◆ Task
What follows is a set of records, each of which is to be written out exactly.
━━ Data to use ━━
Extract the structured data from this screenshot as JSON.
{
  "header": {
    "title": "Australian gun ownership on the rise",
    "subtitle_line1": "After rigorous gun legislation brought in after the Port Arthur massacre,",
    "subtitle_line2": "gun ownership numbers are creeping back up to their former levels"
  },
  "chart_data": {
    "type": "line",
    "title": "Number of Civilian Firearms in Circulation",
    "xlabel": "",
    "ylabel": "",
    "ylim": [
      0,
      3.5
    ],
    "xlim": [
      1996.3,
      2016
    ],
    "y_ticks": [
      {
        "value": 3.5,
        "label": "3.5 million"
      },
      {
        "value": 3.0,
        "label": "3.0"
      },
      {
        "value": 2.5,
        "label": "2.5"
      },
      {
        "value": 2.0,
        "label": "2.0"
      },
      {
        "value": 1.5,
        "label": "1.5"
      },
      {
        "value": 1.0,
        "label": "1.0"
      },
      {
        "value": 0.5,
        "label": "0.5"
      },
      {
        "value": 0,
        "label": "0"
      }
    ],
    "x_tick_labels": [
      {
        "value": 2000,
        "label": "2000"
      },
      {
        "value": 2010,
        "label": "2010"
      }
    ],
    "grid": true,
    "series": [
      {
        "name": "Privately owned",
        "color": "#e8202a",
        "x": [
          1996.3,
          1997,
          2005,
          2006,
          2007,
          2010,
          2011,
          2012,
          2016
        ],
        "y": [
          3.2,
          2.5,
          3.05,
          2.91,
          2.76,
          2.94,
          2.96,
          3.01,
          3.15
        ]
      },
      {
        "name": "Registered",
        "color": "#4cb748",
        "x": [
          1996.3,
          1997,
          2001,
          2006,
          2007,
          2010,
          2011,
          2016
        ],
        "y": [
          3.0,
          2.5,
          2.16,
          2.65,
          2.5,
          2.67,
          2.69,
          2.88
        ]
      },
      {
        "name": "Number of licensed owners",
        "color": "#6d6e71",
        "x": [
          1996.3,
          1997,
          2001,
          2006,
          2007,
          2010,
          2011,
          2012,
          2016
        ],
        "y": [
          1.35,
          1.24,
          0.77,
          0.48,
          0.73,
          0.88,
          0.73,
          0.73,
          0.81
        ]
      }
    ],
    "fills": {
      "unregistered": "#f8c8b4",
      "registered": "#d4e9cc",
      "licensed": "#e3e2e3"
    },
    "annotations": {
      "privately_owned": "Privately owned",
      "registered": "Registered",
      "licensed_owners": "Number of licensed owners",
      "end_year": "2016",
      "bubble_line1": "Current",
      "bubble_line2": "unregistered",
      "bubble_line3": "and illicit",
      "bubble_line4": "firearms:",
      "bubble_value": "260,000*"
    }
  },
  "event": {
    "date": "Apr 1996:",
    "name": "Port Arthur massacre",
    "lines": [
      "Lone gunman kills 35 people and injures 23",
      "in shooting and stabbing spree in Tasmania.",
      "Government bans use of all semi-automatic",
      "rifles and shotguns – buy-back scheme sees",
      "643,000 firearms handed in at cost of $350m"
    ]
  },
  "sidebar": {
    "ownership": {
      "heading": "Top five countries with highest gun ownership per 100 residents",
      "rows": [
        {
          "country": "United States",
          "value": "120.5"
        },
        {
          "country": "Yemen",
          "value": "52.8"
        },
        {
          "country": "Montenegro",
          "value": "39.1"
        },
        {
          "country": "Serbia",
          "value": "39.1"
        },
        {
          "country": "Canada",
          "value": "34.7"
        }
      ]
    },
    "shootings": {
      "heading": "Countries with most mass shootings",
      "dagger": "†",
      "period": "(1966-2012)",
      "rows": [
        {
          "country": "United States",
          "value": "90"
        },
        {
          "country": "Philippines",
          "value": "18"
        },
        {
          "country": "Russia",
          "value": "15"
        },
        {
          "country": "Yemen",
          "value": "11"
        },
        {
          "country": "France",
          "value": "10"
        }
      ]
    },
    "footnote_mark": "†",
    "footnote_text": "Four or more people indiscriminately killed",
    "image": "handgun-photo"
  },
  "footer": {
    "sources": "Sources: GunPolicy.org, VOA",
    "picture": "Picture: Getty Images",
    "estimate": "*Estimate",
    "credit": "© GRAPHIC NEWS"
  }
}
━━━
◆ The solution
Extract the structured data from this screenshot as JSON.
{
  "header": {
    "title": "Australian gun ownership on the rise",
    "subtitle_line1": "After rigorous gun legislation brought in after the Port Arthur massacre,",
    "subtitle_line2": "gun ownership numbers are creeping back up to their former levels"
  },
  "chart_data": {
    "type": "line",
    "title": "Number of Civilian Firearms in Circulation",
    "xlabel": "",
    "ylabel": "",
    "ylim": [
      0,
      3.5
    ],
    "xlim": [
      1996.3,
      2016
    ],
    "y_ticks": [
      {
        "value": 3.5,
        "label": "3.5 million"
      },
      {
        "value": 3.0,
        "label": "3.0"
      },
      {
        "value": 2.5,
        "label": "2.5"
      },
      {
        "value": 2.0,
        "label": "2.0"
      },
      {
        "value": 1.5,
        "label": "1.5"
      },
      {
        "value": 1.0,
        "label": "1.0"
      },
      {
        "value": 0.5,
        "label": "0.5"
      },
      {
        "value": 0,
        "label": "0"
      }
    ],
    "x_tick_labels": [
      {
        "value": 2000,
        "label": "2000"
      },
      {
        "value": 2010,
        "label": "2010"
      }
    ],
    "grid": true,
    "series": [
      {
        "name": "Privately owned",
        "color": "#e8202a",
        "x": [
          1996.3,
          1997,
          2005,
          2006,
          2007,
          2010,
          2011,
          2012,
          2016
        ],
        "y": [
          3.2,
          2.5,
          3.05,
          2.91,
          2.76,
          2.94,
          2.96,
          3.01,
          3.15
        ]
      },
      {
        "name": "Registered",
        "color": "#4cb748",
        "x": [
          1996.3,
          1997,
          2001,
          2006,
          2007,
          2010,
          2011,
          2016
        ],
        "y": [
          3.0,
          2.5,
          2.16,
          2.65,
          2.5,
          2.67,
          2.69,
          2.88
        ]
      },
      {
        "name": "Number of licensed owners",
        "color": "#6d6e71",
        "x": [
          1996.3,
          1997,
          2001,
          2006,
          2007,
          2010,
          2011,
          2012,
          2016
        ],
        "y": [
          1.35,
          1.24,
          0.77,
          0.48,
          0.73,
          0.88,
          0.73,
          0.73,
          0.81
        ]
      }
    ],
    "fills": {
      "unregistered": "#f8c8b4",
      "registered": "#d4e9cc",
      "licensed": "#e3e2e3"
    },
    "annotations": {
      "privately_owned": "Privately owned",
      "registered": "Registered",
      "licensed_owners": "Number of licensed owners",
      "end_year": "2016",
      "bubble_line1": "Current",
      "bubble_line2": "unregistered",
      "bubble_line3": "and illicit",
      "bubble_line4": "firearms:",
      "bubble_value": "260,000*"
    }
  },
  "event": {
    "date": "Apr 1996:",
    "name": "Port Arthur massacre",
    "lines": [
      "Lone gunman kills 35 people and injures 23",
      "in shooting and stabbing spree in Tasmania.",
      "Government bans use of all semi-automatic",
      "rifles and shotguns – buy-back scheme sees",
      "643,000 firearms handed in at cost of $350m"
    ]
  },
  "sidebar": {
    "ownership": {
      "heading": "Top five countries with highest gun ownership per 100 residents",
      "rows": [
        {
          "country": "United States",
          "value": "120.5"
        },
        {
          "country": "Yemen",
          "value": "52.8"
        },
        {
          "country": "Montenegro",
          "value": "39.1"
        },
        {
          "country": "Serbia",
          "value": "39.1"
        },
        {
          "country": "Canada",
          "value": "34.7"
        }
      ]
    },
    "shootings": {
      "heading": "Countries with most mass shootings",
      "dagger": "†",
      "period": "(1966-2012)",
      "rows": [
        {
          "country": "United States",
          "value": "90"
        },
        {
          "country": "Philippines",
          "value": "18"
        },
        {
          "country": "Russia",
          "value": "15"
        },
        {
          "country": "Yemen",
          "value": "11"
        },
        {
          "country": "France",
          "value": "10"
        }
      ]
    },
    "footnote_mark": "†",
    "footnote_text": "Four or more people indiscriminately killed",
    "image": "handgun-photo"
  },
  "footer": {
    "sources": "Sources: GunPolicy.org, VOA",
    "picture": "Picture: Getty Images",
    "estimate": "*Estimate",
    "credit": "© GRAPHIC NEWS"
  }
}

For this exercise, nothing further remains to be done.